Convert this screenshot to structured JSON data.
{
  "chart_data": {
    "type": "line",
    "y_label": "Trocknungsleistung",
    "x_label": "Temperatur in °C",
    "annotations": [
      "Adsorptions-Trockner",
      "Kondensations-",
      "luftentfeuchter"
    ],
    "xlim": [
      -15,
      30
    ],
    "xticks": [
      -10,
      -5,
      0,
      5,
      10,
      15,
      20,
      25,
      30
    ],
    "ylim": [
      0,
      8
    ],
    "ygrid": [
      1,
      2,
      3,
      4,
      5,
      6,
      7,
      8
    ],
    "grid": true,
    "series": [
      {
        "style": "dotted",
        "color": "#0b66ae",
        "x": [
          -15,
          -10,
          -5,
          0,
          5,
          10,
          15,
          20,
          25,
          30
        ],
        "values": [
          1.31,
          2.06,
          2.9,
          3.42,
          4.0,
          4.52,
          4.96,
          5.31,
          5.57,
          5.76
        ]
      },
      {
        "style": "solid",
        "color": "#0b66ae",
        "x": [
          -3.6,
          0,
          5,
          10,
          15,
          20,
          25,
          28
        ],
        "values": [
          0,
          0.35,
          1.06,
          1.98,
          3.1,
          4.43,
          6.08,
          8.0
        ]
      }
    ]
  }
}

________________________

» **What you will do**: Write out every record verbatim.

» **Correct response**:
Convert this screenshot to structured JSON data.
{
  "chart_data": {
    "type": "line",
    "y_label": "Trocknungsleistung",
    "x_label": "Temperatur in °C",
    "annotations": [
      "Adsorptions-Trockner",
      "Kondensations-",
      "luftentfeuchter"
    ],
    "xlim": [
      -15,
      30
    ],
    "xticks": [
      -10,
      -5,
      0,
      5,
      10,
      15,
      20,
      25,
      30
    ],
    "ylim": [
      0,
      8
    ],
    "ygrid": [
      1,
      2,
      3,
      4,
      5,
      6,
      7,
      8
    ],
    "grid": true,
    "series": [
      {
        "style": "dotted",
        "color": "#0b66ae",
        "x": [
          -15,
          -10,
          -5,
          0,
          5,
          10,
          15,
          20,
          25,
          30
        ],
        "values": [
          1.31,
          2.06,
          2.9,
          3.42,
          4.0,
          4.52,
          4.96,
          5.31,
          5.57,
          5.76
        ]
      },
      {
        "style": "solid",
        "color": "#0b66ae",
        "x": [
          -3.6,
          0,
          5,
          10,
          15,
          20,
          25,
          28
        ],
        "values": [
          0,
          0.35,
          1.06,
          1.98,
          3.1,
          4.43,
          6.08,
          8.0
        ]
      }
    ]
  }
}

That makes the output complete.